====== Data extract
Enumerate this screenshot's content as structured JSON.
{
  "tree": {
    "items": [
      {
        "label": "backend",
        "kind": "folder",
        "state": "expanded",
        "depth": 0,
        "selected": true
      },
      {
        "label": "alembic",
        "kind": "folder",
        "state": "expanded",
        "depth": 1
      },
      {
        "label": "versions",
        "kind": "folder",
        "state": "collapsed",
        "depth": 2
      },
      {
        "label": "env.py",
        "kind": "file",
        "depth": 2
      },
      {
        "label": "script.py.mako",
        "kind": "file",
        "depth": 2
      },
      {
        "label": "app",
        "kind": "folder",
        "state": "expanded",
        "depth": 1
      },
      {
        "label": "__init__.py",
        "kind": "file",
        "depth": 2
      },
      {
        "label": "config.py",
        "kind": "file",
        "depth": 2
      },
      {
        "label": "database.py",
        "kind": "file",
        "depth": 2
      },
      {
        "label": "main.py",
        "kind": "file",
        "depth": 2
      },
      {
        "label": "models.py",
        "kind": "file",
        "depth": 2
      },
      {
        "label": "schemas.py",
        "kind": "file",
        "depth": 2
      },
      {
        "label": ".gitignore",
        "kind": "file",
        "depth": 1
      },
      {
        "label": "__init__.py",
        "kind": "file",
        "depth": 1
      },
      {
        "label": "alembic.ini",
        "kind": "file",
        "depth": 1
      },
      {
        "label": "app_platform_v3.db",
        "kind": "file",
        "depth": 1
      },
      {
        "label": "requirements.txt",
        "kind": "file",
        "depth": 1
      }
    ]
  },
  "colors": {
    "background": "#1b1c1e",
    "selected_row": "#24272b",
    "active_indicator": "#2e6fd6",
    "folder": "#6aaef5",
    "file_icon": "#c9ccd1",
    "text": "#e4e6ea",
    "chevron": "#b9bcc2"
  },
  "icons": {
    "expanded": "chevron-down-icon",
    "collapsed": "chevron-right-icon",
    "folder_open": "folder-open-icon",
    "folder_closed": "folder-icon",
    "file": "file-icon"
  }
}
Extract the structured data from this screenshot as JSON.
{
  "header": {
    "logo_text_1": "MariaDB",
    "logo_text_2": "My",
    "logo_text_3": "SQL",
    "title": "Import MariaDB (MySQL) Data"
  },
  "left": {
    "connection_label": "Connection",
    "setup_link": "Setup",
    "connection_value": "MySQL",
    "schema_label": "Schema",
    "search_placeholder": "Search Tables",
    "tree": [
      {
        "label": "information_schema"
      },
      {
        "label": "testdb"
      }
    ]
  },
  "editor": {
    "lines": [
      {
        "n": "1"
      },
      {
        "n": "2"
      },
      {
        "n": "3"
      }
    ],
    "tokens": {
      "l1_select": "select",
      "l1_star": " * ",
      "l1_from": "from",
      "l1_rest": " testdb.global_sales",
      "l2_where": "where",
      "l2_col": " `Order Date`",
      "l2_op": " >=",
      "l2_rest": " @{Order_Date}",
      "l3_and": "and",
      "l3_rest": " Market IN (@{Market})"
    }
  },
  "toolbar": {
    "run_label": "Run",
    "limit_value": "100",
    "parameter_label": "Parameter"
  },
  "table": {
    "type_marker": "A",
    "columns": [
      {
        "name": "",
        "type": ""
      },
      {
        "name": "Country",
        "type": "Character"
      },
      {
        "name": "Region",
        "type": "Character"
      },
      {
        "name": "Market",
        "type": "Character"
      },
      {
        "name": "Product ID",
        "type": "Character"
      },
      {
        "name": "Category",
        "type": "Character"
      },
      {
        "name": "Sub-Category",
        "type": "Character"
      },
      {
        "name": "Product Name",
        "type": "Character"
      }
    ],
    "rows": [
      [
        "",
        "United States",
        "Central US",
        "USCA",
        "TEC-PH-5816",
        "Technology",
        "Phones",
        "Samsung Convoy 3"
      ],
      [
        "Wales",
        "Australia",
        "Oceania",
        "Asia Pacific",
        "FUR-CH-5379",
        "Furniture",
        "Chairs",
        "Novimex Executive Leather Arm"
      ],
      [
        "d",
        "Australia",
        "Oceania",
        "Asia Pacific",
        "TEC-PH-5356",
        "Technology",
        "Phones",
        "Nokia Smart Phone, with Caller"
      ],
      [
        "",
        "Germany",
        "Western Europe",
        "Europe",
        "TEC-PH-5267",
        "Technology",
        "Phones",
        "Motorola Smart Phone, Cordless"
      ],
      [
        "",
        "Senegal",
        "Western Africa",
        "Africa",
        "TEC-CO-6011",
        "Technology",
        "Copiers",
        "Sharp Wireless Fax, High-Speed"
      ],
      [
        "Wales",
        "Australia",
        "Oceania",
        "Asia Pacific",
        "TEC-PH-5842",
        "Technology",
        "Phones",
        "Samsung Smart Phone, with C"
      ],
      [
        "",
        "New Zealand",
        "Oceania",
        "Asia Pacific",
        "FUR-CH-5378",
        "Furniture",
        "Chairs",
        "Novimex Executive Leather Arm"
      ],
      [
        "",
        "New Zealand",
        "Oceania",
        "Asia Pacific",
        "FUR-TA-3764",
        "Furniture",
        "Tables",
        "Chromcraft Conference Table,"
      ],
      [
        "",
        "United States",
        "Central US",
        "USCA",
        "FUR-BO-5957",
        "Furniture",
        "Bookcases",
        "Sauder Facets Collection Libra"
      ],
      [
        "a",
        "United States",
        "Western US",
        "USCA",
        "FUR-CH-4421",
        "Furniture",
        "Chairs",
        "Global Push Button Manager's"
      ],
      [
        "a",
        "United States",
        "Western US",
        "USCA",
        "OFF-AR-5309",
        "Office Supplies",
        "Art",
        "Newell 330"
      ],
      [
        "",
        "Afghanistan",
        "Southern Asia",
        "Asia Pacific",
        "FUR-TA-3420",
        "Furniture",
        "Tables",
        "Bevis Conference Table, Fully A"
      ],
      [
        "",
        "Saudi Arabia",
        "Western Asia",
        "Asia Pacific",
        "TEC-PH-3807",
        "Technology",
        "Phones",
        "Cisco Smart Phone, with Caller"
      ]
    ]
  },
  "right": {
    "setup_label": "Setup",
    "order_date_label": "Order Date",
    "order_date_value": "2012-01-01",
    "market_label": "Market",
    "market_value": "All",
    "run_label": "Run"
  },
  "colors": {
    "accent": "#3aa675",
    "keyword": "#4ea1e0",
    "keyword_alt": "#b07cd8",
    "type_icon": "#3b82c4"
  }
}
============
**Short task:** Search the data for "screenshot". Copy every line that has it.

**Written solution:**
Enumerate this screenshot's content as structured JSON.
Extract the structured data from this screenshot as JSON.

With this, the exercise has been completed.